▸ **STATED GOAL**: Report the number of lines in these entries that contain "page". Write only the number.

Some records:
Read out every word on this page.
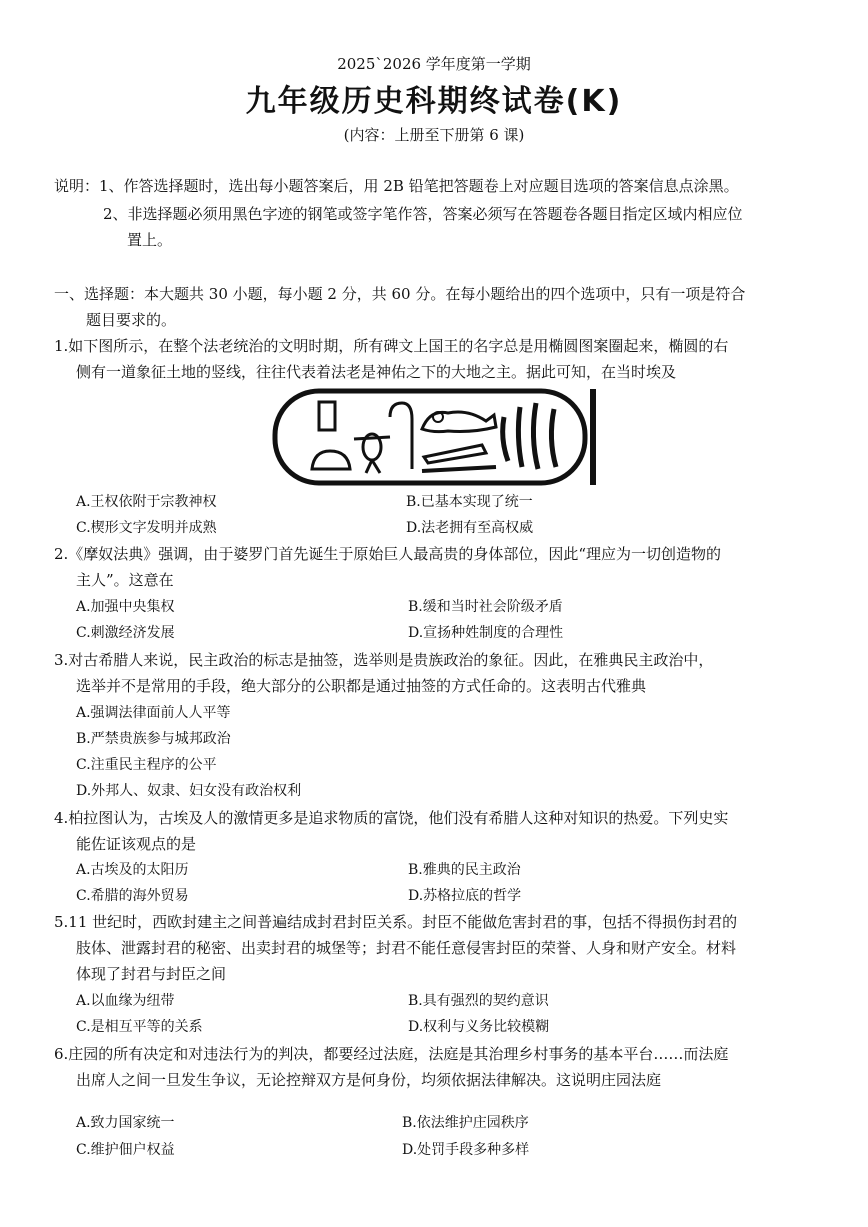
2025`2026 学年度第一学期
九年级历史科期终试卷(K)
(内容：上册至下册第 6 课)
说明：1、作答选择题时，选出每小题答案后，用 2B 铅笔把答题卷上对应题目选项的答案信息点涂黑。
2、非选择题必须用黑色字迹的钢笔或签字笔作答，答案必须写在答题卷各题目指定区域内相应位
置上。
一、选择题：本大题共 30 小题，每小题 2 分，共 60 分。在每小题给出的四个选项中，只有一项是符合
题目要求的。
1.如下图所示，在整个法老统治的文明时期，所有碑文上国王的名字总是用椭圆图案圈起来，椭圆的右
侧有一道象征土地的竖线，往往代表着法老是神佑之下的大地之主。据此可知，在当时埃及
A.王权依附于宗教神权	B.已基本实现了统一
C.楔形文字发明并成熟	D.法老拥有至高权威
2.《摩奴法典》强调，由于婆罗门首先诞生于原始巨人最高贵的身体部位，因此“理应为一切创造物的
主人”。这意在
A.加强中央集权	B.缓和当时社会阶级矛盾
C.刺激经济发展	D.宣扬种姓制度的合理性
3.对古希腊人来说，民主政治的标志是抽签，选举则是贵族政治的象征。因此，在雅典民主政治中，
选举并不是常用的手段，绝大部分的公职都是通过抽签的方式任命的。这表明古代雅典
A.强调法律面前人人平等
B.严禁贵族参与城邦政治
C.注重民主程序的公平
D.外邦人、奴隶、妇女没有政治权利
4.柏拉图认为，古埃及人的激情更多是追求物质的富饶，他们没有希腊人这种对知识的热爱。下列史实
能佐证该观点的是
A.古埃及的太阳历	B.雅典的民主政治
C.希腊的海外贸易	D.苏格拉底的哲学
5.11 世纪时，西欧封建主之间普遍结成封君封臣关系。封臣不能做危害封君的事，包括不得损伤封君的
肢体、泄露封君的秘密、出卖封君的城堡等；封君不能任意侵害封臣的荣誉、人身和财产安全。材料
体现了封君与封臣之间
A.以血缘为纽带	B.具有强烈的契约意识
C.是相互平等的关系	D.权利与义务比较模糊
6.庄园的所有决定和对违法行为的判决，都要经过法庭，法庭是其治理乡村事务的基本平台……而法庭
出席人之间一旦发生争议，无论控辩双方是何身份，均须依据法律解决。这说明庄园法庭
A.致力国家统一	B.依法维护庄园秩序
C.维护佃户权益	D.处罚手段多种多样
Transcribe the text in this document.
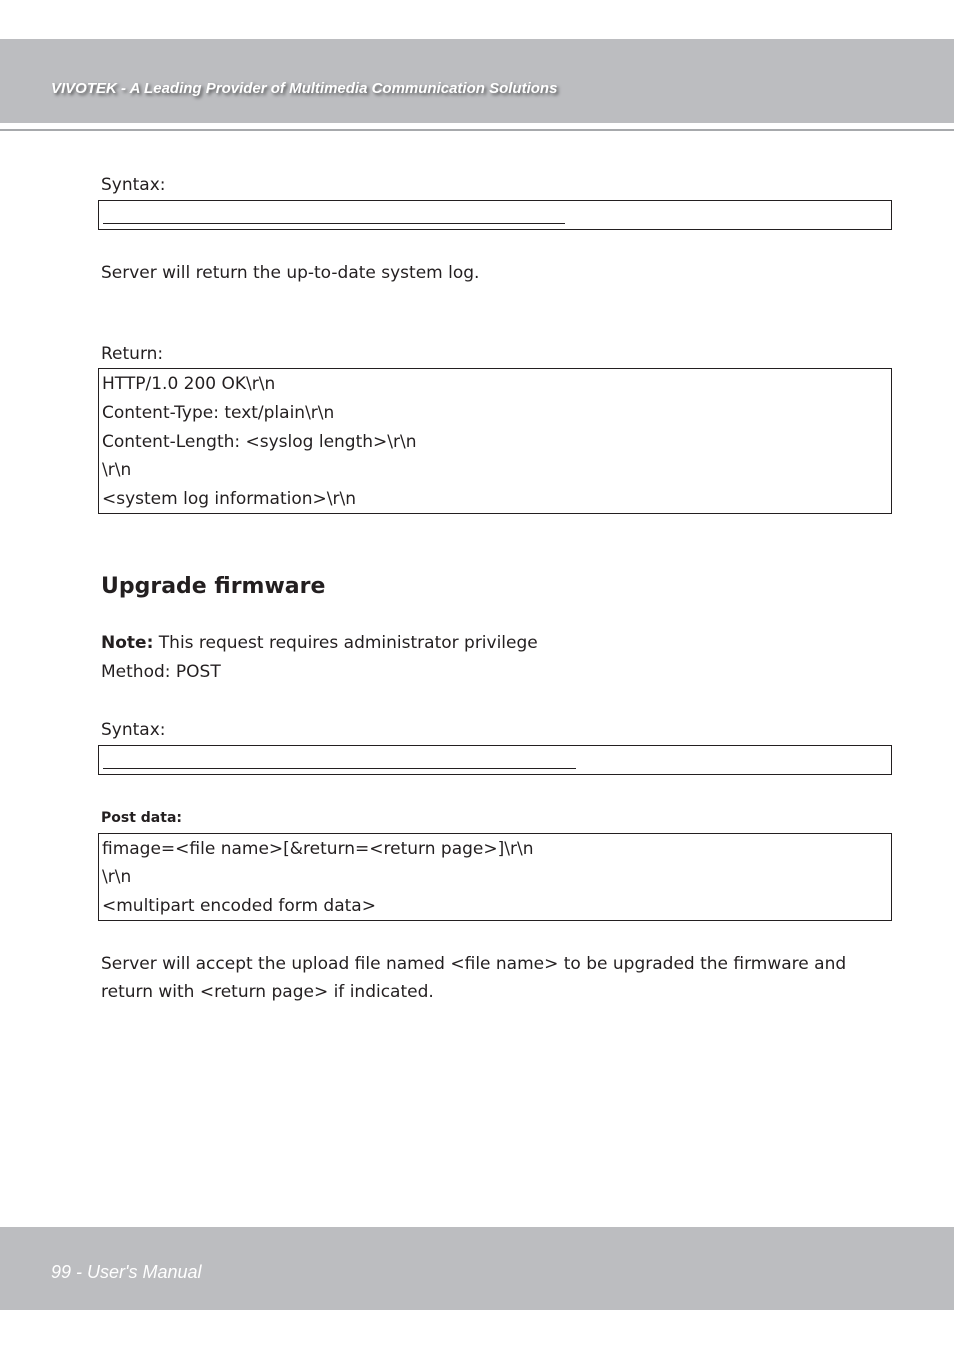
VIVOTEK - A Leading Provider of Multimedia Communication Solutions
Syntax:
Server will return the up-to-date system log.
Return:
HTTP/1.0 200 OK\r\n
Content-Type: text/plain\r\n
Content-Length: <syslog length>\r\n
\r\n
<system log information>\r\n
Upgrade firmware
Note: This request requires administrator privilege
Method: POST
Syntax:
Post data:
fimage=<file name>[&return=<return page>]\r\n
\r\n
<multipart encoded form data>
Server will accept the upload file named <file name> to be upgraded the firmware and
return with <return page> if indicated.
99 - User's Manual
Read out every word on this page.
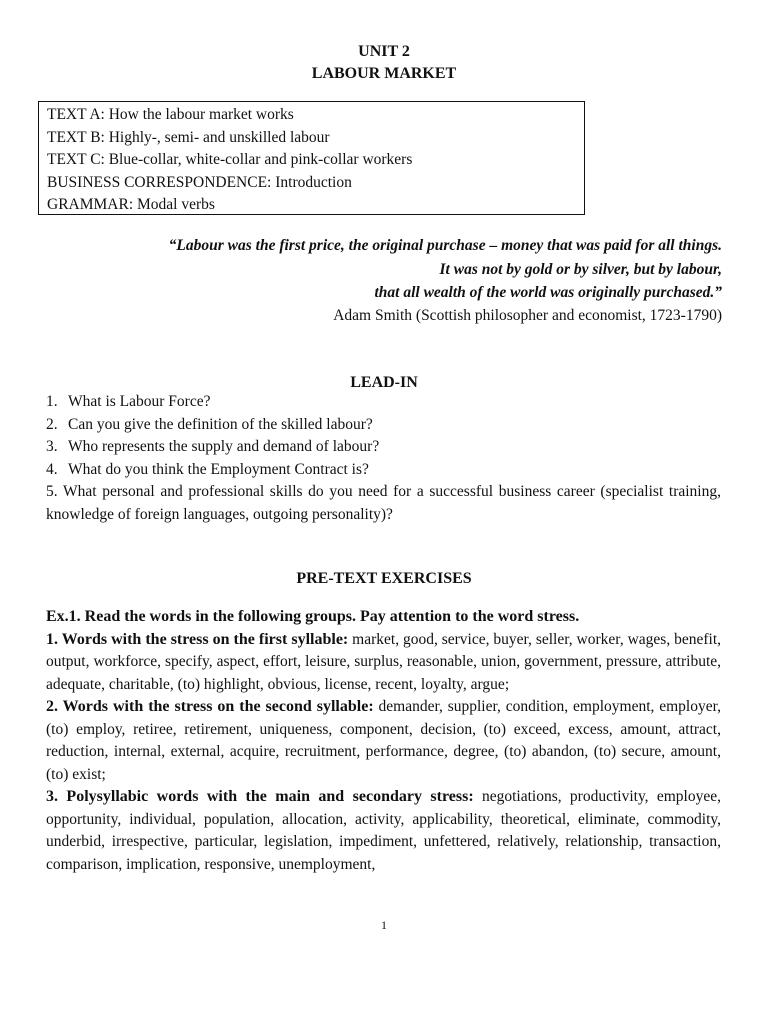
UNIT 2
LABOUR MARKET
TEXT A: How the labour market works
TEXT B: Highly-, semi- and unskilled labour
TEXT C: Blue-collar, white-collar and pink-collar workers
BUSINESS CORRESPONDENCE: Introduction
GRAMMAR: Modal verbs
“Labour was the first price, the original purchase – money that was paid for all things.
It was not by gold or by silver, but by labour,
that all wealth of the world was originally purchased.”
Adam Smith (Scottish philosopher and economist, 1723-1790)
LEAD-IN
1. What is Labour Force?
2. Can you give the definition of the skilled labour?
3. Who represents the supply and demand of labour?
4. What do you think the Employment Contract is?
5. What personal and professional skills do you need for a successful business career (specialist training, knowledge of foreign languages, outgoing personality)?
PRE-TEXT EXERCISES
Ex.1. Read the words in the following groups. Pay attention to the word stress.
1. Words with the stress on the first syllable: market, good, service, buyer, seller, worker, wages, benefit, output, workforce, specify, aspect, effort, leisure, surplus, reasonable, union, government, pressure, attribute, adequate, charitable, (to) highlight, obvious, license, recent, loyalty, argue;
2. Words with the stress on the second syllable: demander, supplier, condition, employment, employer, (to) employ, retiree, retirement, uniqueness, component, decision, (to) exceed, excess, amount, attract, reduction, internal, external, acquire, recruitment, performance, degree, (to) abandon, (to) secure, amount, (to) exist;
3. Polysyllabic words with the main and secondary stress: negotiations, productivity, employee, opportunity, individual, population, allocation, activity, applicability, theoretical, eliminate, commodity, underbid, irrespective, particular, legislation, impediment, unfettered, relatively, relationship, transaction, comparison, implication, responsive, unemployment,
1
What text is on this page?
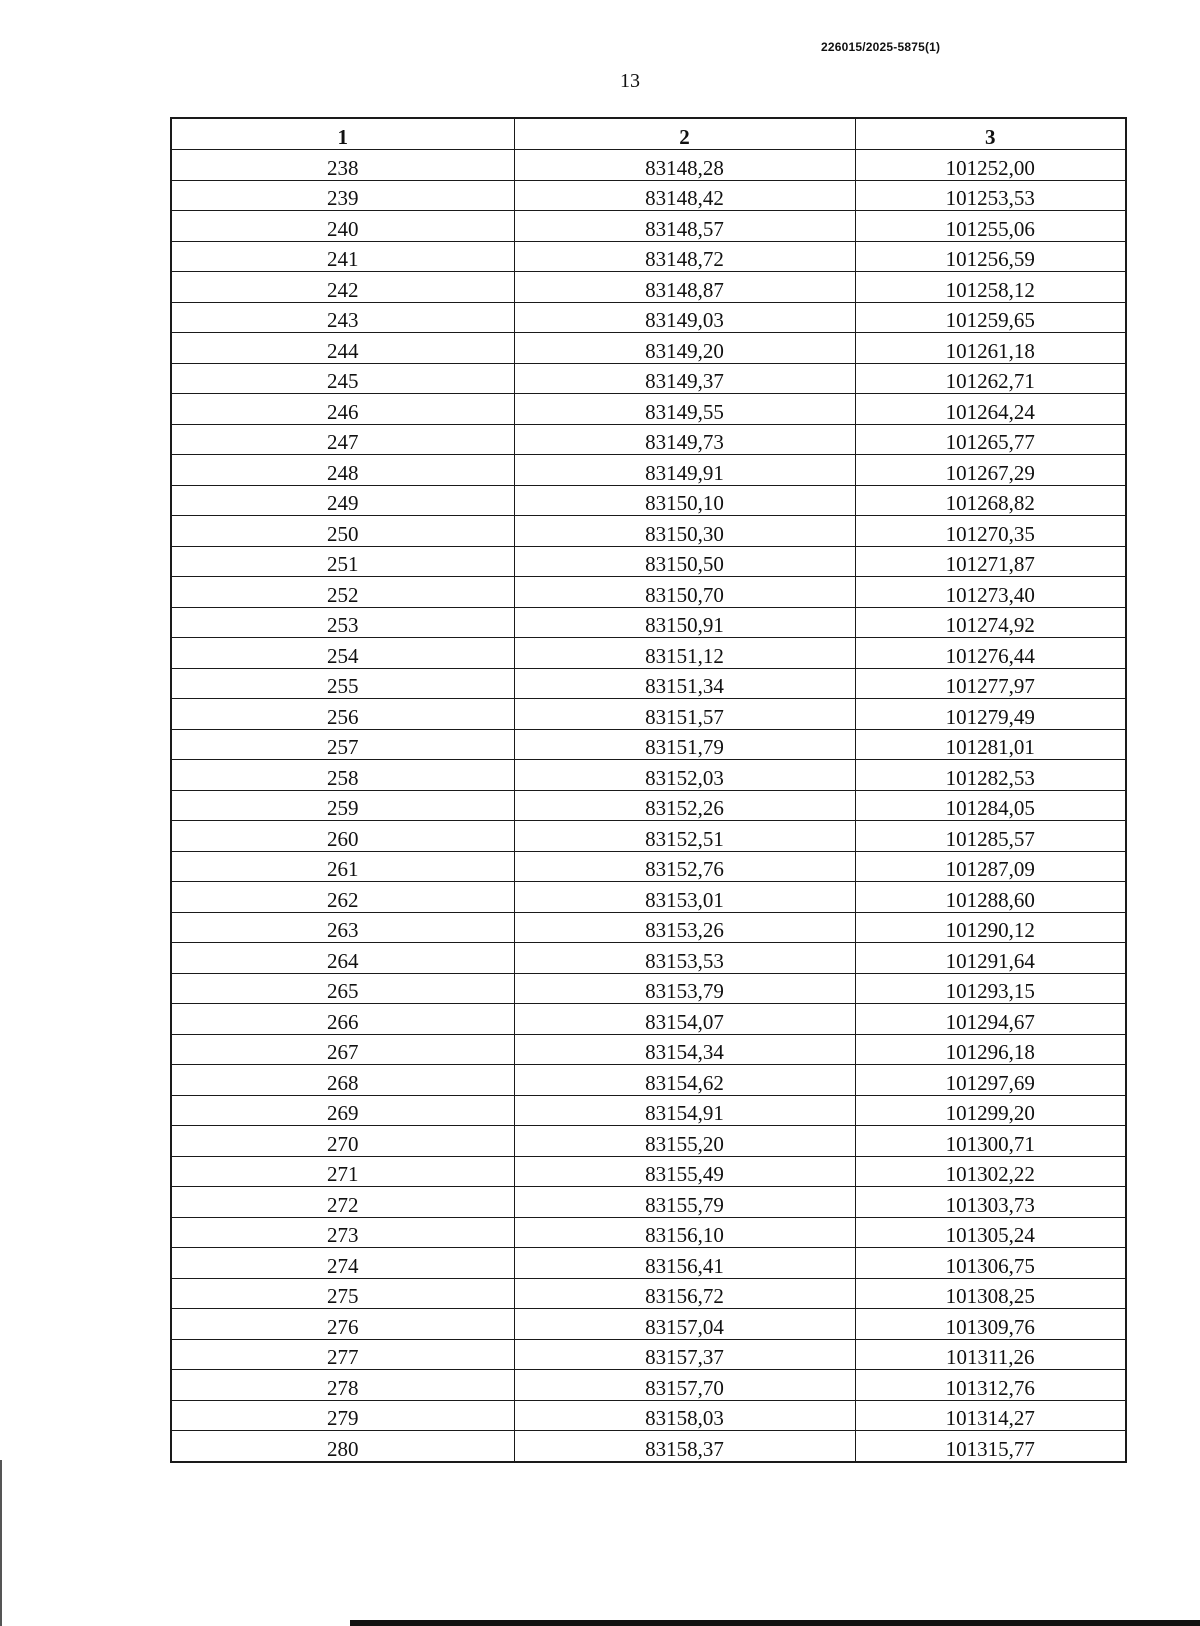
226015/2025-5875(1)
13
1	2	3
238	83148,28	101252,00
239	83148,42	101253,53
240	83148,57	101255,06
241	83148,72	101256,59
242	83148,87	101258,12
243	83149,03	101259,65
244	83149,20	101261,18
245	83149,37	101262,71
246	83149,55	101264,24
247	83149,73	101265,77
248	83149,91	101267,29
249	83150,10	101268,82
250	83150,30	101270,35
251	83150,50	101271,87
252	83150,70	101273,40
253	83150,91	101274,92
254	83151,12	101276,44
255	83151,34	101277,97
256	83151,57	101279,49
257	83151,79	101281,01
258	83152,03	101282,53
259	83152,26	101284,05
260	83152,51	101285,57
261	83152,76	101287,09
262	83153,01	101288,60
263	83153,26	101290,12
264	83153,53	101291,64
265	83153,79	101293,15
266	83154,07	101294,67
267	83154,34	101296,18
268	83154,62	101297,69
269	83154,91	101299,20
270	83155,20	101300,71
271	83155,49	101302,22
272	83155,79	101303,73
273	83156,10	101305,24
274	83156,41	101306,75
275	83156,72	101308,25
276	83157,04	101309,76
277	83157,37	101311,26
278	83157,70	101312,76
279	83158,03	101314,27
280	83158,37	101315,77
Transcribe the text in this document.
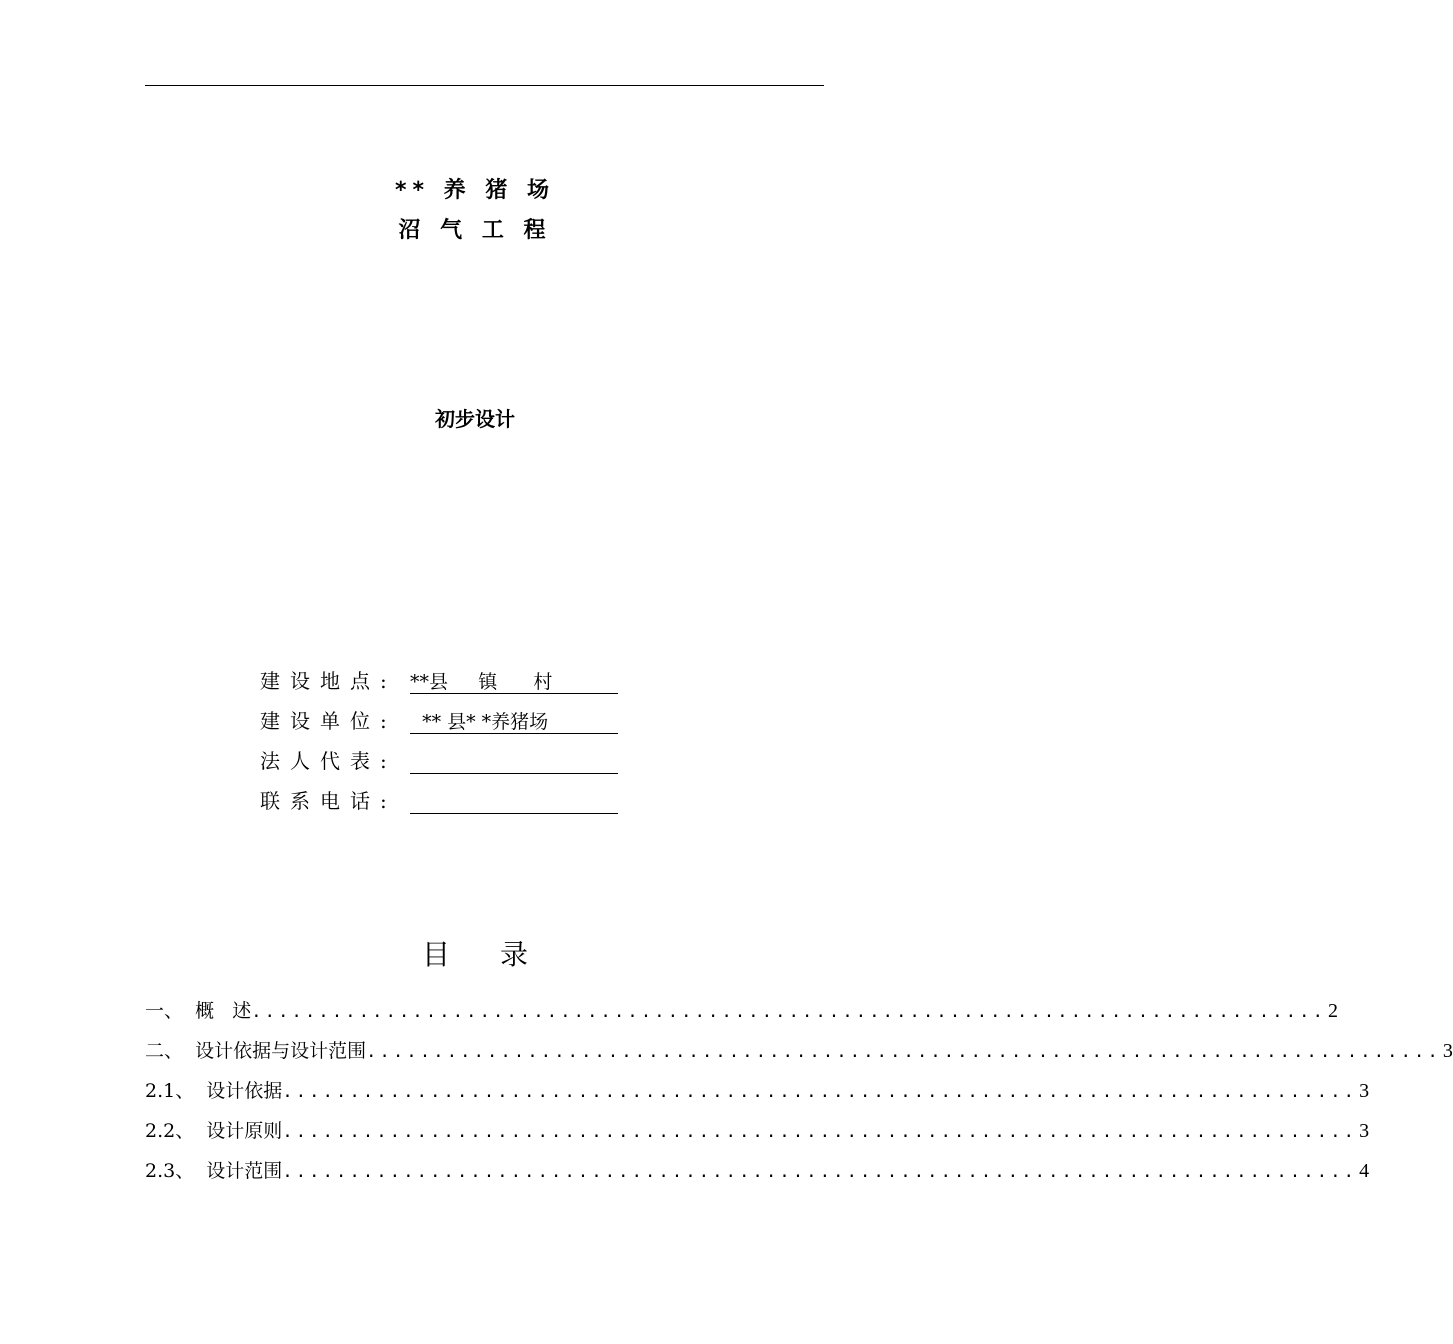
** 养 猪 场
沼 气 工 程
初步设计
建设地点: **县     镇      村
建设单位: ** 县* *养猪场
法人代表:
联系电话:
目录
一、 概   述 ................................................................................ 2
二、 设计依据与设计范围 ................................................................................ 3
2.1、 设计依据 ................................................................................ 3
2.2、 设计原则 ................................................................................ 3
2.3、 设计范围 ................................................................................ 4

▸ **SOLUTION FOR THIS TASK**: 5